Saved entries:
◆ ◆ ◆

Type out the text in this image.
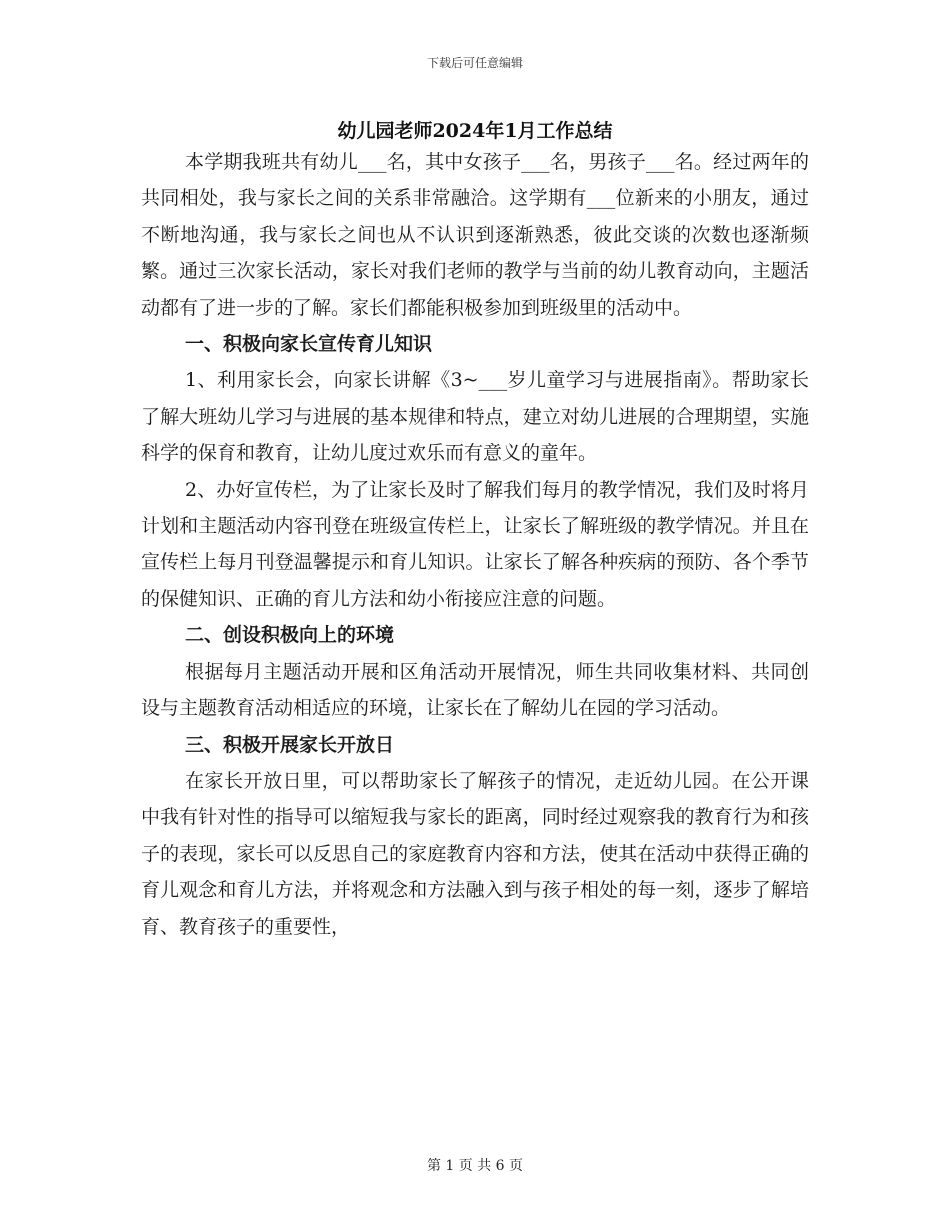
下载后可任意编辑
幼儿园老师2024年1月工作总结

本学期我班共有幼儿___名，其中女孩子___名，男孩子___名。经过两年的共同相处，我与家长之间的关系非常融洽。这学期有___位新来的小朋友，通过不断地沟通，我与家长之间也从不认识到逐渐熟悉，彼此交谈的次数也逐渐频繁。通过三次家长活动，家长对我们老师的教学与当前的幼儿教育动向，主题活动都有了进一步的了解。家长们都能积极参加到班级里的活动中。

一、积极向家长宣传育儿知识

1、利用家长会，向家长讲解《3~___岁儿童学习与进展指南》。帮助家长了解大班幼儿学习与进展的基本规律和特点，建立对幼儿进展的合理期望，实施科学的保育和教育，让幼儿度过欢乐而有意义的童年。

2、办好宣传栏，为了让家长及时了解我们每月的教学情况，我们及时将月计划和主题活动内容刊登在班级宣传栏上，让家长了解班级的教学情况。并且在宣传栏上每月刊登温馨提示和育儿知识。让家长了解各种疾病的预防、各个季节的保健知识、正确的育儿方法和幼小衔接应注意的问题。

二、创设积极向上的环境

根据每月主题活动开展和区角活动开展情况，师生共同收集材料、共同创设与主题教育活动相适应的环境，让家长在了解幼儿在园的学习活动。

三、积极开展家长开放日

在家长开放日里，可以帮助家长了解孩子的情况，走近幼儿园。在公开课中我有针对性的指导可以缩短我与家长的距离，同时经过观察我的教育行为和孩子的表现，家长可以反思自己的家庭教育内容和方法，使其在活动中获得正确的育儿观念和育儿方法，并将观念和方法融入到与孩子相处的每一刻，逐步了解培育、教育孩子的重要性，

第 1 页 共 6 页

◆ ◆ ◆

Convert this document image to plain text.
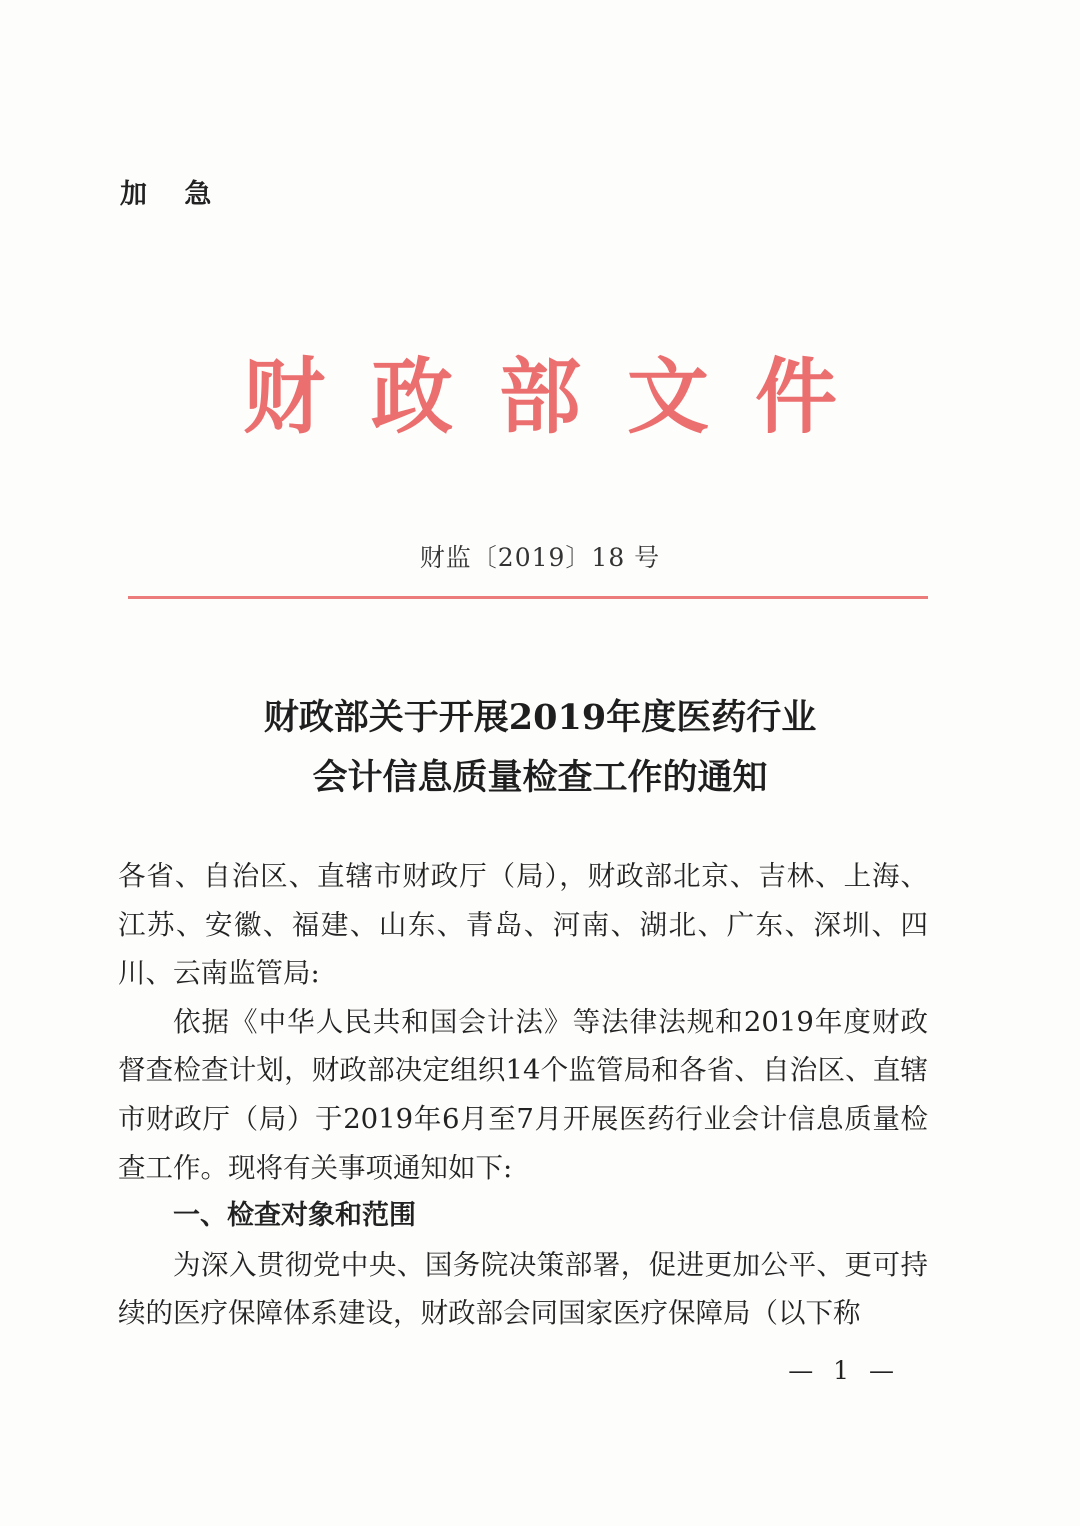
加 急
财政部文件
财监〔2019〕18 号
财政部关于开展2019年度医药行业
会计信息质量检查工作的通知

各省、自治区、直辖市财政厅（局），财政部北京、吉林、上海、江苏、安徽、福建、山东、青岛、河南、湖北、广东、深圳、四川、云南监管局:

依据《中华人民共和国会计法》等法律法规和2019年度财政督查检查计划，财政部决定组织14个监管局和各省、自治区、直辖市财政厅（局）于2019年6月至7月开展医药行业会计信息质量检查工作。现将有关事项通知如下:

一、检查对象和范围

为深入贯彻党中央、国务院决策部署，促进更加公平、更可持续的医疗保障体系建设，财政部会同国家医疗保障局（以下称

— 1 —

◆ ◆ ◆

**TO BE DONE:** Pick out every line above that contains the word "text" and copy it.

**TASK ANSWER:**
Type out the text in this image.
Convert this document image to plain text.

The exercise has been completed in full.